- [Exercise description]
Quote the data below in full, please, without altering anything.

--- START Material shown ---

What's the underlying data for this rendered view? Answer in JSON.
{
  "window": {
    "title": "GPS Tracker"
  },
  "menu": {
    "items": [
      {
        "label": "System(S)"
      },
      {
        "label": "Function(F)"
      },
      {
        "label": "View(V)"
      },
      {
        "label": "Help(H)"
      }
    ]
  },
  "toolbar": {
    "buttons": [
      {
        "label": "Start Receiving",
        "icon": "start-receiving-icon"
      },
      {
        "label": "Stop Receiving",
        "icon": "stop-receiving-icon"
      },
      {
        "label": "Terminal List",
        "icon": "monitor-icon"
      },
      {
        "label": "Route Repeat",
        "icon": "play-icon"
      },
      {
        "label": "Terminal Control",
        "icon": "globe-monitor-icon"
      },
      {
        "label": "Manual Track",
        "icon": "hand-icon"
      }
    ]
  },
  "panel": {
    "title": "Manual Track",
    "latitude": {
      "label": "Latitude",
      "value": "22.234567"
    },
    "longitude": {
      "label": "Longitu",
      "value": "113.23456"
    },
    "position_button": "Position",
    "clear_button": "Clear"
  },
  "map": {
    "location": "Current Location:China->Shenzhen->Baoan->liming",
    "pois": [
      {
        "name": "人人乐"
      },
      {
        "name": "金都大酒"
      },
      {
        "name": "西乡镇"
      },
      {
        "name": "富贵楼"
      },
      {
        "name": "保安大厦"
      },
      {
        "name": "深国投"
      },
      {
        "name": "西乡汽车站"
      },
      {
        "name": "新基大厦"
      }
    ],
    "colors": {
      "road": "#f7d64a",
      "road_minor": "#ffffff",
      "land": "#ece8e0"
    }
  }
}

--- END Material shown ---

- [Result below]
What's the underlying data for this rendered view? Answer in JSON.
{
  "window": {
    "title": "GPS Tracker"
  },
  "menu": {
    "items": [
      {
        "label": "System(S)"
      },
      {
        "label": "Function(F)"
      },
      {
        "label": "View(V)"
      },
      {
        "label": "Help(H)"
      }
    ]
  },
  "toolbar": {
    "buttons": [
      {
        "label": "Start Receiving",
        "icon": "start-receiving-icon"
      },
      {
        "label": "Stop Receiving",
        "icon": "stop-receiving-icon"
      },
      {
        "label": "Terminal List",
        "icon": "monitor-icon"
      },
      {
        "label": "Route Repeat",
        "icon": "play-icon"
      },
      {
        "label": "Terminal Control",
        "icon": "globe-monitor-icon"
      },
      {
        "label": "Manual Track",
        "icon": "hand-icon"
      }
    ]
  },
  "panel": {
    "title": "Manual Track",
    "latitude": {
      "label": "Latitude",
      "value": "22.234567"
    },
    "longitude": {
      "label": "Longitu",
      "value": "113.23456"
    },
    "position_button": "Position",
    "clear_button": "Clear"
  },
  "map": {
    "location": "Current Location:China->Shenzhen->Baoan->liming",
    "pois": [
      {
        "name": "人人乐"
      },
      {
        "name": "金都大酒"
      },
      {
        "name": "西乡镇"
      },
      {
        "name": "富贵楼"
      },
      {
        "name": "保安大厦"
      },
      {
        "name": "深国投"
      },
      {
        "name": "西乡汽车站"
      },
      {
        "name": "新基大厦"
      }
    ],
    "colors": {
      "road": "#f7d64a",
      "road_minor": "#ffffff",
      "land": "#ece8e0"
    }
  }
}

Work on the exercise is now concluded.